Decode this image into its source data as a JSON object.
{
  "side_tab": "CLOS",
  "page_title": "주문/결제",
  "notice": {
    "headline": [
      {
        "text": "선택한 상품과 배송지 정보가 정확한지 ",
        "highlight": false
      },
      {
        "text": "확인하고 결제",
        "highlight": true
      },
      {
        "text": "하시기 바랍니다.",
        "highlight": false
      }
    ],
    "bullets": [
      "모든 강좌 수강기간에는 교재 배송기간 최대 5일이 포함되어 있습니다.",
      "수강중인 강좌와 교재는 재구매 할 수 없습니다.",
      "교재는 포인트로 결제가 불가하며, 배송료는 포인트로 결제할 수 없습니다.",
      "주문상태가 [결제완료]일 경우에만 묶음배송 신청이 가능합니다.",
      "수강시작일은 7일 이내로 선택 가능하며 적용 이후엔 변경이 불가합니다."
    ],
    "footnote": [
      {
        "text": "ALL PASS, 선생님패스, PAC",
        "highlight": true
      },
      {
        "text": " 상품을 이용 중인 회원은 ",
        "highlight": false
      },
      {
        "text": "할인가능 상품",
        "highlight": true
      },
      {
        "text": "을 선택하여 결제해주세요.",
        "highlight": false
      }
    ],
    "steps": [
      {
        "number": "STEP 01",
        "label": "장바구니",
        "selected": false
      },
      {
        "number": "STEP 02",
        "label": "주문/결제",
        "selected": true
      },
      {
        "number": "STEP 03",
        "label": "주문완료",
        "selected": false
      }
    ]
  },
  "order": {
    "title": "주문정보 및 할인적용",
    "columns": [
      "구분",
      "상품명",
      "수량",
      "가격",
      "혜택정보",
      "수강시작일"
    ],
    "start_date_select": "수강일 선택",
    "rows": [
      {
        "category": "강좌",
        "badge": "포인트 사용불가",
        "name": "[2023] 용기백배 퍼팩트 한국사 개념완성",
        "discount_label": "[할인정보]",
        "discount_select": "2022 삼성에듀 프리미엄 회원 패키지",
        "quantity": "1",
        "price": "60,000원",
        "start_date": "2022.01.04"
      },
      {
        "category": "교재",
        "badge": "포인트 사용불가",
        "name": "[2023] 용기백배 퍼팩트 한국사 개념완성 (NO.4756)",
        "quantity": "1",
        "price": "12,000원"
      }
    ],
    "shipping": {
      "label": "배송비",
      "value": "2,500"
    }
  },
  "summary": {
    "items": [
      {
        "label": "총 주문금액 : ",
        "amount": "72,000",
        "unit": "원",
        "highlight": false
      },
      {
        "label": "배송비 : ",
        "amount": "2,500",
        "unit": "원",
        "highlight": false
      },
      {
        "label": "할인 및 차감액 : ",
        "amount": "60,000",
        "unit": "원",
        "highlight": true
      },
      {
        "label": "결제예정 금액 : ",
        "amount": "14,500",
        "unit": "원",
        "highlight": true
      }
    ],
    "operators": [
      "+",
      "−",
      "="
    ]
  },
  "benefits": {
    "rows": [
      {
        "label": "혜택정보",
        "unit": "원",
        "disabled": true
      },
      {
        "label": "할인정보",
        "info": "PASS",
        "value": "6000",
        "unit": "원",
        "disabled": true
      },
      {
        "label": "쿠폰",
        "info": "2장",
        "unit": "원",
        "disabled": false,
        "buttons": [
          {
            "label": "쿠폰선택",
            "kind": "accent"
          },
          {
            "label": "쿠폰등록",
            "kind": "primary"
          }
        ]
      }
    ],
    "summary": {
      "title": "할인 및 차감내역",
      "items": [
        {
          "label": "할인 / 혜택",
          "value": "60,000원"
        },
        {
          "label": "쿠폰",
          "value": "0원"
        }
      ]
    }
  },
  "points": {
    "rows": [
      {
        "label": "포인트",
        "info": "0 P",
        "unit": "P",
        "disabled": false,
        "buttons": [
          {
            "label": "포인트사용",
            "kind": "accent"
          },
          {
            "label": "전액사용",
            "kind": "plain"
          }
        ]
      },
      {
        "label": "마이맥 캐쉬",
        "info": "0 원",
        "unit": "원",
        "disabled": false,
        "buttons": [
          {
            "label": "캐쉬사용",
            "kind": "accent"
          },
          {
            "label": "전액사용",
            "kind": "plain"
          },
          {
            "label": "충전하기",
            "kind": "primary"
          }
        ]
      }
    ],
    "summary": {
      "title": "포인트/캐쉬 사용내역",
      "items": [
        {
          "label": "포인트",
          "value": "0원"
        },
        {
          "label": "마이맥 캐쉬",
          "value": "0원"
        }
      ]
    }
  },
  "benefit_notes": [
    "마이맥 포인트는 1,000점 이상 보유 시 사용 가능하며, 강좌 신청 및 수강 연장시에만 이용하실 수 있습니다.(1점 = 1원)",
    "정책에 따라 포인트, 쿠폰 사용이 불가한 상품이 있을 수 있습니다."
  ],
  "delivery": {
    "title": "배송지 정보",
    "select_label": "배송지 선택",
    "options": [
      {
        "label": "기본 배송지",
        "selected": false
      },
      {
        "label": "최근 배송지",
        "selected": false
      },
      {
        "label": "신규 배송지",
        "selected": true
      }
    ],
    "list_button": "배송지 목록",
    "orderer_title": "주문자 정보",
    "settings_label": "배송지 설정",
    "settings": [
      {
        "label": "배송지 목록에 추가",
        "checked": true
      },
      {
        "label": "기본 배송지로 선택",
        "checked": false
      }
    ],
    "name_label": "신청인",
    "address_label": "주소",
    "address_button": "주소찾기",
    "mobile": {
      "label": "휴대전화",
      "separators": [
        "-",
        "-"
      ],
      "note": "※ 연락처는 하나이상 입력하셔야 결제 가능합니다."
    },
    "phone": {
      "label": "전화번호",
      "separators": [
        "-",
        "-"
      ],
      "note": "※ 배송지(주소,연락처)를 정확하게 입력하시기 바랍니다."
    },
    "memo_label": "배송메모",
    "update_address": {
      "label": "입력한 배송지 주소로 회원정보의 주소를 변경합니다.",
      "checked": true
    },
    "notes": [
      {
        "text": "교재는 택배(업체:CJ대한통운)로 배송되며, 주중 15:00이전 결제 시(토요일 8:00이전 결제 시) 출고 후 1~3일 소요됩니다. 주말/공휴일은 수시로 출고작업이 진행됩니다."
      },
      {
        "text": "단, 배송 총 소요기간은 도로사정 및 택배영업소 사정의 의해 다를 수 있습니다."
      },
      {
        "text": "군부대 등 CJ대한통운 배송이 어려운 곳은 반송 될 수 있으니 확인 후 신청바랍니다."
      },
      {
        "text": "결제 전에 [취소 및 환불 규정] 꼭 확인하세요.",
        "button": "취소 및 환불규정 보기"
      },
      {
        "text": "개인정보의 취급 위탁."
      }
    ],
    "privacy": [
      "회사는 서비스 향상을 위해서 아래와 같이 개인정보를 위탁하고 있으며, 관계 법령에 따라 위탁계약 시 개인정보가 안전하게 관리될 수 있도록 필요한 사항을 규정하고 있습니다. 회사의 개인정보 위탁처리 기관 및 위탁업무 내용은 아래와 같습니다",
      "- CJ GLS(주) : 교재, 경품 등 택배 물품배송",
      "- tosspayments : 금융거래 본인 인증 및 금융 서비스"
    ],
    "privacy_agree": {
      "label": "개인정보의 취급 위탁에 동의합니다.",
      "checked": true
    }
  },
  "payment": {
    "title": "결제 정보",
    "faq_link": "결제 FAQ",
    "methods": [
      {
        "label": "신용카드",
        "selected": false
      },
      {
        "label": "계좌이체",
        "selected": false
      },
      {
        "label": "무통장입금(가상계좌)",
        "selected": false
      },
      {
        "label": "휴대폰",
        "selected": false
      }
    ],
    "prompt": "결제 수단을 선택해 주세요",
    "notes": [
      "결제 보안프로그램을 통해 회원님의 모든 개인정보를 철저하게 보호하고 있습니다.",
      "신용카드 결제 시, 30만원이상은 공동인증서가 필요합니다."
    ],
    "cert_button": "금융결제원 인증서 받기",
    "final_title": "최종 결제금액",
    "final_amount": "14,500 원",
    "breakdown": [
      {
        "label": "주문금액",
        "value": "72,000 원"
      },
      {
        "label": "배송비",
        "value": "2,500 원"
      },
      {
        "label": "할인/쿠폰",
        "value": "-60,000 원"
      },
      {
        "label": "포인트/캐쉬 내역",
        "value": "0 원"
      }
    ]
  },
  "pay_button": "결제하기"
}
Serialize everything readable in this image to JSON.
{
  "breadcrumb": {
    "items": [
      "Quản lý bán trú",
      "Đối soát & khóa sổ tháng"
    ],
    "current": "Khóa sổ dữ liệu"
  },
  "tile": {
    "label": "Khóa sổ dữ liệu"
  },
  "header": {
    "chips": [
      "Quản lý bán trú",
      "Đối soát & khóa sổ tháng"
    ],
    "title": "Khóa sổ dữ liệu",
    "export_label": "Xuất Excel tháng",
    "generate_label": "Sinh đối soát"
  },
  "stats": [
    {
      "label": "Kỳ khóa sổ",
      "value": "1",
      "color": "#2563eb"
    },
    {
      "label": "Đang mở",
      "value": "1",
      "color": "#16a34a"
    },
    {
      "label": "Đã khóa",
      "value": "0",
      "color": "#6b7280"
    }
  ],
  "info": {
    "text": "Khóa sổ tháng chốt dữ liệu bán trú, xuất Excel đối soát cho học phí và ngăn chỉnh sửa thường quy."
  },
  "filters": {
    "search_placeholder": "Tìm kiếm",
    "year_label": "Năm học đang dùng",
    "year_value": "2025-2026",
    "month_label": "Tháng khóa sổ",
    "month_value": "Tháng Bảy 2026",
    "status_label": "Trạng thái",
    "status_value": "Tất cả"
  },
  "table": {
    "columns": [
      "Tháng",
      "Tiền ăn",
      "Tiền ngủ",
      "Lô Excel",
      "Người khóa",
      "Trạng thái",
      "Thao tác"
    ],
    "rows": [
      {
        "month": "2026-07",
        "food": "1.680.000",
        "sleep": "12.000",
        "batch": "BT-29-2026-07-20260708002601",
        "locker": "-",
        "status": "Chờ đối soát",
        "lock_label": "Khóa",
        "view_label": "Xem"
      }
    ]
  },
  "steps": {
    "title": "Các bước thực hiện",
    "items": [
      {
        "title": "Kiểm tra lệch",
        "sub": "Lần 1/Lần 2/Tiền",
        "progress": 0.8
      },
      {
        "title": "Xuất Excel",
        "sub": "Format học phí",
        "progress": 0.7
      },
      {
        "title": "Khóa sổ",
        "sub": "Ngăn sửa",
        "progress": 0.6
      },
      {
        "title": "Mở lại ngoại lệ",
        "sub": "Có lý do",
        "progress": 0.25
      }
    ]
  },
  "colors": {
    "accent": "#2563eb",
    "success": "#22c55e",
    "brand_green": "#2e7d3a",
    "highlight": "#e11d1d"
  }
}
···
* **What the task requires**
Determine the number of lines in the entries above where the string "image" appears. Answer with the number alone.

* **Completed task**
2